## Written task
Which lines contain the string "партнера"? Please list every one of them.

-- begin Supplied material --

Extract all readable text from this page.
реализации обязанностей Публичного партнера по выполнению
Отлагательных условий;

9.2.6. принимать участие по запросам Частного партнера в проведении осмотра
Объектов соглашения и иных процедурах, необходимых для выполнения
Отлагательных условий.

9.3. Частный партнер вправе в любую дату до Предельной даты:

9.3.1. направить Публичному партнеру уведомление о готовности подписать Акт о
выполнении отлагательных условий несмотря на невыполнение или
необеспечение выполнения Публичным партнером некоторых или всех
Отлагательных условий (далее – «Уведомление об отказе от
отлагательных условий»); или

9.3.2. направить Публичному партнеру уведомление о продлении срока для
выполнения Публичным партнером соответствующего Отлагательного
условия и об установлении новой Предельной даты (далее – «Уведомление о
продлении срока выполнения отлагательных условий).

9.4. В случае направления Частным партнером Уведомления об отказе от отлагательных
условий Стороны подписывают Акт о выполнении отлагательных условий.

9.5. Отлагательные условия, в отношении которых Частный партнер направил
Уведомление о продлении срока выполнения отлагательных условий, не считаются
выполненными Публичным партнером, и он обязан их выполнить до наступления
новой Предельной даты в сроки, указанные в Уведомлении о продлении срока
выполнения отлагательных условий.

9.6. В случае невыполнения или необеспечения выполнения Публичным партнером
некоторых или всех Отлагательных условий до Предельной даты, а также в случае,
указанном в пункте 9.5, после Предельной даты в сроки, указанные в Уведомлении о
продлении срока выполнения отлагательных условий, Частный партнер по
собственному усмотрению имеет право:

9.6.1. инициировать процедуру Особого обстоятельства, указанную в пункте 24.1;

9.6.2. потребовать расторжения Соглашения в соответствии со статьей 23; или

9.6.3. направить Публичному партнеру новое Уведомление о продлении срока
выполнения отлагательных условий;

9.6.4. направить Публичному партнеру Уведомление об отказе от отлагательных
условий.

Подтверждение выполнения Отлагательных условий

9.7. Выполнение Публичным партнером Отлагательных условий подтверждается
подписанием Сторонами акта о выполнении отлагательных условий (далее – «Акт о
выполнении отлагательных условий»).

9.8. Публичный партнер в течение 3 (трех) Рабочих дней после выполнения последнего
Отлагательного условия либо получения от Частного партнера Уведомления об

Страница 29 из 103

-- end Supplied material --

## Problem solution
реализации обязанностей Публичного партнера по выполнению
9.2.6. принимать участие по запросам Частного партнера в проведении осмотра
Отлагательного условия либо получения от Частного партнера Уведомления об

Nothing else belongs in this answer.